### WHAT YOU SHOULD DO
Each line containing the word "fits" must be collected.

### DATASET ROWS
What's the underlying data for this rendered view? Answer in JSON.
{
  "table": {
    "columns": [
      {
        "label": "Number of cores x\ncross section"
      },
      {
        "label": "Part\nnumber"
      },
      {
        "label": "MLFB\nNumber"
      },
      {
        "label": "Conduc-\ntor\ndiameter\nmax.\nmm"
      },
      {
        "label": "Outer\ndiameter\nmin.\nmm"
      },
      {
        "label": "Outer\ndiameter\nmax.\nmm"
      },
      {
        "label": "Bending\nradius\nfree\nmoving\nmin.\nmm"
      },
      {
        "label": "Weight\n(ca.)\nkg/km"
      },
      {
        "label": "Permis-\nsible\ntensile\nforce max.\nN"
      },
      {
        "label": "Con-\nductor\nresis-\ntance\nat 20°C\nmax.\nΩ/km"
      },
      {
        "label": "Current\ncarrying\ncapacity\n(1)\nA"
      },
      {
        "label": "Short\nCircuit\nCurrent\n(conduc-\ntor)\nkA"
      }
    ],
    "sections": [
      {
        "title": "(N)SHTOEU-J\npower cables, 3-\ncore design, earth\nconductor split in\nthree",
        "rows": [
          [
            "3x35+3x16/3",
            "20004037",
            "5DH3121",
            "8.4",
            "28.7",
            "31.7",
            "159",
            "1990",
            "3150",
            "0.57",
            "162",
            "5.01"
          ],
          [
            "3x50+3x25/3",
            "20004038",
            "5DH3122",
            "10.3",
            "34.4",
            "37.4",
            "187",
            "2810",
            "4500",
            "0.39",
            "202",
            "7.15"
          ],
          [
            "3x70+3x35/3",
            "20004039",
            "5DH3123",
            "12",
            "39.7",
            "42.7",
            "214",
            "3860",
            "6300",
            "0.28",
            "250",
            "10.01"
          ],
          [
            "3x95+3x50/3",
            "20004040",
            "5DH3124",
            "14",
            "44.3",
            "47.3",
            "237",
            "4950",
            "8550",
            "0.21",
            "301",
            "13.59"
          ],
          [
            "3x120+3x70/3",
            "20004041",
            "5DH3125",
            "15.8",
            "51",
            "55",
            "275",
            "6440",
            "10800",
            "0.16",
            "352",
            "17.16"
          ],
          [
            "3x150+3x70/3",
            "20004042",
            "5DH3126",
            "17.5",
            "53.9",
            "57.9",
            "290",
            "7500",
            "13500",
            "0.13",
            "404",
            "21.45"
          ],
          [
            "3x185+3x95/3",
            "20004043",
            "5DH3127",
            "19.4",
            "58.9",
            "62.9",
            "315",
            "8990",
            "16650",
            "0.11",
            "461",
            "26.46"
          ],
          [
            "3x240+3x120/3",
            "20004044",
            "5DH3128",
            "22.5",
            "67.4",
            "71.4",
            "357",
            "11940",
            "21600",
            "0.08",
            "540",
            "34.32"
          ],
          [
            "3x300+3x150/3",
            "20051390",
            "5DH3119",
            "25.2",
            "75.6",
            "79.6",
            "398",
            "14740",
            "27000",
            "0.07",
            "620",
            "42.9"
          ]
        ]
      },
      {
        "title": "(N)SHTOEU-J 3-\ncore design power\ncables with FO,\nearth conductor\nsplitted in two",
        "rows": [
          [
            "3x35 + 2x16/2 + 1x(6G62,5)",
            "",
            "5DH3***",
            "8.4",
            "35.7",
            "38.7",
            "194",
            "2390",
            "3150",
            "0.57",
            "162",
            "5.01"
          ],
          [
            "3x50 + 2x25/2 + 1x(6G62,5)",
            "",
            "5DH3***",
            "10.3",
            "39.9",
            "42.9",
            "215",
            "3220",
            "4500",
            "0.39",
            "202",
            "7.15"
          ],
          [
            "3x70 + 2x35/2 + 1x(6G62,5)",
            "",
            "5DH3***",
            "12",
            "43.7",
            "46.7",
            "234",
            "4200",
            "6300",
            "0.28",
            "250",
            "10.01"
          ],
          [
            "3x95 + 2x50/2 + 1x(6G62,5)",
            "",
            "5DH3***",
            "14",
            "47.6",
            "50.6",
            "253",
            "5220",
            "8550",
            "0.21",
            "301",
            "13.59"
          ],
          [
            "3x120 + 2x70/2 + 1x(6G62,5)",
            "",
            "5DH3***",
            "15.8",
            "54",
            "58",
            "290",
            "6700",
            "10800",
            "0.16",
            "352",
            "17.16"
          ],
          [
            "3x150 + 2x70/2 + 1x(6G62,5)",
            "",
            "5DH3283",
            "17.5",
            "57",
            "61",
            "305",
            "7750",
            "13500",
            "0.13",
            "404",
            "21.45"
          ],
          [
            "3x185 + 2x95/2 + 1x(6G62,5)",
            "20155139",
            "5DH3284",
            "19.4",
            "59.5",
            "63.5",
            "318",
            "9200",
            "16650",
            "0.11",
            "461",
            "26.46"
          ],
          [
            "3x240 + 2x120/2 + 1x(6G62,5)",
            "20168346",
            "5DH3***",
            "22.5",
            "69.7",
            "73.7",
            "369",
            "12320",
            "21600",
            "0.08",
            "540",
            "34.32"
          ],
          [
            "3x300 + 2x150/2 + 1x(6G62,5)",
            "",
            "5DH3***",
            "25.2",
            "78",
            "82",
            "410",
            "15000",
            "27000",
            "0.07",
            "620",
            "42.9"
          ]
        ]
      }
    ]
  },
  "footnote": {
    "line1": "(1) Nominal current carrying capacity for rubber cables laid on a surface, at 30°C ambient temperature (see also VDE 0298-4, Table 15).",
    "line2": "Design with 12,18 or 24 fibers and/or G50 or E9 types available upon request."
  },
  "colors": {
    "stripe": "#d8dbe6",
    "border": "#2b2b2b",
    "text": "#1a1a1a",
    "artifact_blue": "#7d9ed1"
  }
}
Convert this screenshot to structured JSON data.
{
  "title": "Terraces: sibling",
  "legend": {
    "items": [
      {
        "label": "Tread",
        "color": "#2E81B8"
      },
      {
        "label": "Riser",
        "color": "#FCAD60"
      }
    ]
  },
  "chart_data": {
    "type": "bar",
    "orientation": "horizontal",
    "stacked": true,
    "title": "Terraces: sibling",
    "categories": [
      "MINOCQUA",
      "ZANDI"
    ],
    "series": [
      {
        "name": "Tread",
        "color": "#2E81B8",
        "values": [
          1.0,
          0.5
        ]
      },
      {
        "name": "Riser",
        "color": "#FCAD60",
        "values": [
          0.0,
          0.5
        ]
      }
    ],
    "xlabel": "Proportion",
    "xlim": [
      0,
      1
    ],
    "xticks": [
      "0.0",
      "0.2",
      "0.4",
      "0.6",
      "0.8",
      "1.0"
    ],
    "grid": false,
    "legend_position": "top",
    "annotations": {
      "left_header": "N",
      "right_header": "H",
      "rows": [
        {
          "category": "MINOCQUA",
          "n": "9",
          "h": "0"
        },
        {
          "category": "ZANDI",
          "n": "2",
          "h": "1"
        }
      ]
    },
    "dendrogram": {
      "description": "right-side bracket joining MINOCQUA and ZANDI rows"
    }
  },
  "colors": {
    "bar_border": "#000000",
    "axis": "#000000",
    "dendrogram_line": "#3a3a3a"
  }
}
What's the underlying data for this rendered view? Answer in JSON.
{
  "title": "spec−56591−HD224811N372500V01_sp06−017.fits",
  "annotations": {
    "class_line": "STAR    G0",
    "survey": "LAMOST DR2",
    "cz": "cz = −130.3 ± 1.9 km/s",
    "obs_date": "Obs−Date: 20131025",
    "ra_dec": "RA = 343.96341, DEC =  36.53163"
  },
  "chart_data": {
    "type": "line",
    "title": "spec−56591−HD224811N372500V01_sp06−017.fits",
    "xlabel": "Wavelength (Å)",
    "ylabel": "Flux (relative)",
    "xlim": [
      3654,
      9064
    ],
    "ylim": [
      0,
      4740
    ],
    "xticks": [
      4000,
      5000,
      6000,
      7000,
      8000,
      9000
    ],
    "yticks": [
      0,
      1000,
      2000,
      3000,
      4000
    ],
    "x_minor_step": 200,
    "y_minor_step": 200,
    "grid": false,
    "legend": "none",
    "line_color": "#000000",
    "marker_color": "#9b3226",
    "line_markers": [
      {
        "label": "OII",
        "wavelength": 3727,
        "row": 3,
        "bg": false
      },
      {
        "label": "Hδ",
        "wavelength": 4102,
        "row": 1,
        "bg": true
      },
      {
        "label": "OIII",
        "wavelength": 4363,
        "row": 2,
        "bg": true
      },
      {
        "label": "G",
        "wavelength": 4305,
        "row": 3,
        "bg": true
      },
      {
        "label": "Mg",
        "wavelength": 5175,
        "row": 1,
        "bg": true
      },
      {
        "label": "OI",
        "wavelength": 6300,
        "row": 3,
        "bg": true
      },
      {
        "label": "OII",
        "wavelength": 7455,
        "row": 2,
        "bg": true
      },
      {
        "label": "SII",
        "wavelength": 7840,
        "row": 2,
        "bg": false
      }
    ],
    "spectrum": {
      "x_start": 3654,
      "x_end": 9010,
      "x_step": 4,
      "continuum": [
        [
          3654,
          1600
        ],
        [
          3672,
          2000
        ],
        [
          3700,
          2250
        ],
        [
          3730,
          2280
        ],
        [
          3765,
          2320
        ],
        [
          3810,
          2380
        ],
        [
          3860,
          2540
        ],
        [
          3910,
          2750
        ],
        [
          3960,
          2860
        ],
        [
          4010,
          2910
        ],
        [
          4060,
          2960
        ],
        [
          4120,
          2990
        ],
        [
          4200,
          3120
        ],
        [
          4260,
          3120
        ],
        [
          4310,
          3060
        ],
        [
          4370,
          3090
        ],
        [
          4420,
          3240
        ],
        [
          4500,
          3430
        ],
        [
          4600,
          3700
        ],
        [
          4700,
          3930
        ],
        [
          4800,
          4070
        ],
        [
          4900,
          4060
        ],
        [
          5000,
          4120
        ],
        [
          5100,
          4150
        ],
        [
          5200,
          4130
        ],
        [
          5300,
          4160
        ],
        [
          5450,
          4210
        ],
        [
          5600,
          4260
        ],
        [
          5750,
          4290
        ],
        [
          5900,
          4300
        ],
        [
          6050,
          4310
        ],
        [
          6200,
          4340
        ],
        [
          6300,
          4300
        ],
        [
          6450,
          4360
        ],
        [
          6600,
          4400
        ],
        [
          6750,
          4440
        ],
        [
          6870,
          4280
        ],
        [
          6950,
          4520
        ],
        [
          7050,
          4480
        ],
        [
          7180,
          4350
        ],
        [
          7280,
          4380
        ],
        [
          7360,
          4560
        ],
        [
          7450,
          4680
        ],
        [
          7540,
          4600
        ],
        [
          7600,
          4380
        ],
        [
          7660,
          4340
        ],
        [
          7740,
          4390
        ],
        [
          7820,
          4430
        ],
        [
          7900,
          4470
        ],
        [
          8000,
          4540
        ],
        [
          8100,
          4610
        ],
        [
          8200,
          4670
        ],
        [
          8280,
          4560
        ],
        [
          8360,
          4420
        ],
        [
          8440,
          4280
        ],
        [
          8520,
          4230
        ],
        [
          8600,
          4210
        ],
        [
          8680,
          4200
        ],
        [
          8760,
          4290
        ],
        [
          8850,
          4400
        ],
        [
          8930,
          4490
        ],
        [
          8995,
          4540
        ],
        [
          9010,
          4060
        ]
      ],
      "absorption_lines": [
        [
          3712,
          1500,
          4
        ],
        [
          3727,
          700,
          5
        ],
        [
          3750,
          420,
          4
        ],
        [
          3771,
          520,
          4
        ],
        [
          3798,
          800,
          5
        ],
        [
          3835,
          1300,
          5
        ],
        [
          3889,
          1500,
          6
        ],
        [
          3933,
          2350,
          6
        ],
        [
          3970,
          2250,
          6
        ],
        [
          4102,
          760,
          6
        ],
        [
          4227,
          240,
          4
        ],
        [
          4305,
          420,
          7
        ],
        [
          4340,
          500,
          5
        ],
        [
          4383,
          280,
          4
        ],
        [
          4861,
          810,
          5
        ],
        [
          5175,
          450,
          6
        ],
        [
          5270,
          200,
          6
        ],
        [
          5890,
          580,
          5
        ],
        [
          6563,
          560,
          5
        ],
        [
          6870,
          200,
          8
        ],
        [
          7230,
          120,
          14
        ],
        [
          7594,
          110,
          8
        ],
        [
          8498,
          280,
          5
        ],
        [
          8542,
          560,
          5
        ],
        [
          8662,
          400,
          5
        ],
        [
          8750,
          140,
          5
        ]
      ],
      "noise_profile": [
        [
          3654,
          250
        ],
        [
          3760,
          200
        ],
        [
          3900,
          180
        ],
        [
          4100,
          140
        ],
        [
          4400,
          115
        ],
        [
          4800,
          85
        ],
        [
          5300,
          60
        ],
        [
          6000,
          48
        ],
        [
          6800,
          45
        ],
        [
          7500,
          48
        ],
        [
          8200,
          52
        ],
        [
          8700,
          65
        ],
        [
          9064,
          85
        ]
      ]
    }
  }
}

### ANSWER TO THE PROBLEM
  "title": "spec−56591−HD224811N372500V01_sp06−017.fits",
    "title": "spec−56591−HD224811N372500V01_sp06−017.fits",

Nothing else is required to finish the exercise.